Exercise details: Give back the full listing, character for character, with no pictures.

Data entries:

++++++

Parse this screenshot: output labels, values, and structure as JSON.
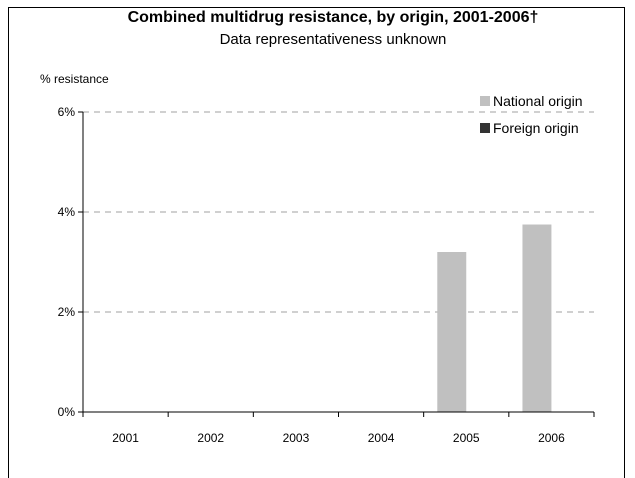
{
  "chart_data": {
    "type": "bar",
    "title": "Combined multidrug resistance, by origin, 2001-2006†",
    "subtitle": "Data representativeness unknown",
    "ylabel": "% resistance",
    "xlabel": "",
    "categories": [
      "2001",
      "2002",
      "2003",
      "2004",
      "2005",
      "2006"
    ],
    "series": [
      {
        "name": "National origin",
        "color": "#c0c0c0",
        "values": [
          null,
          null,
          null,
          null,
          3.2,
          3.75
        ]
      },
      {
        "name": "Foreign origin",
        "color": "#333333",
        "values": [
          null,
          null,
          null,
          null,
          null,
          null
        ]
      }
    ],
    "ylim": [
      0,
      6
    ],
    "yticks": [
      0,
      2,
      4,
      6
    ],
    "ytick_labels": [
      "0%",
      "2%",
      "4%",
      "6%"
    ],
    "grid": true,
    "legend_position": "top-right"
  }
}
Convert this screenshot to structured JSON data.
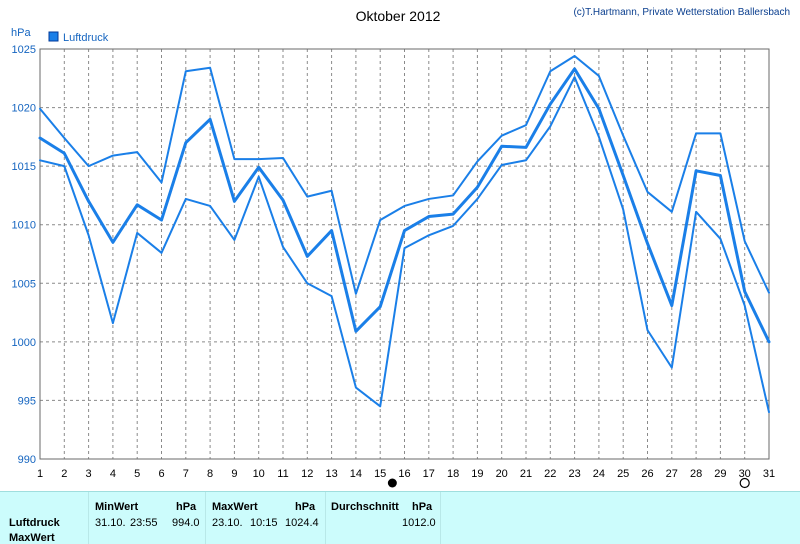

++++++

Expected output:
Parse this screenshot: output labels, values, and structure as JSON.
{
  "chart_data": {
    "type": "bar",
    "title": "Combined multidrug resistance, by origin, 2001-2006†",
    "subtitle": "Data representativeness unknown",
    "ylabel": "% resistance",
    "xlabel": "",
    "categories": [
      "2001",
      "2002",
      "2003",
      "2004",
      "2005",
      "2006"
    ],
    "series": [
      {
        "name": "National origin",
        "color": "#c0c0c0",
        "values": [
          null,
          null,
          null,
          null,
          3.2,
          3.75
        ]
      },
      {
        "name": "Foreign origin",
        "color": "#333333",
        "values": [
          null,
          null,
          null,
          null,
          null,
          null
        ]
      }
    ],
    "ylim": [
      0,
      6
    ],
    "yticks": [
      0,
      2,
      4,
      6
    ],
    "ytick_labels": [
      "0%",
      "2%",
      "4%",
      "6%"
    ],
    "grid": true,
    "legend_position": "top-right"
  }
}
Convert this screenshot to structured JSON data.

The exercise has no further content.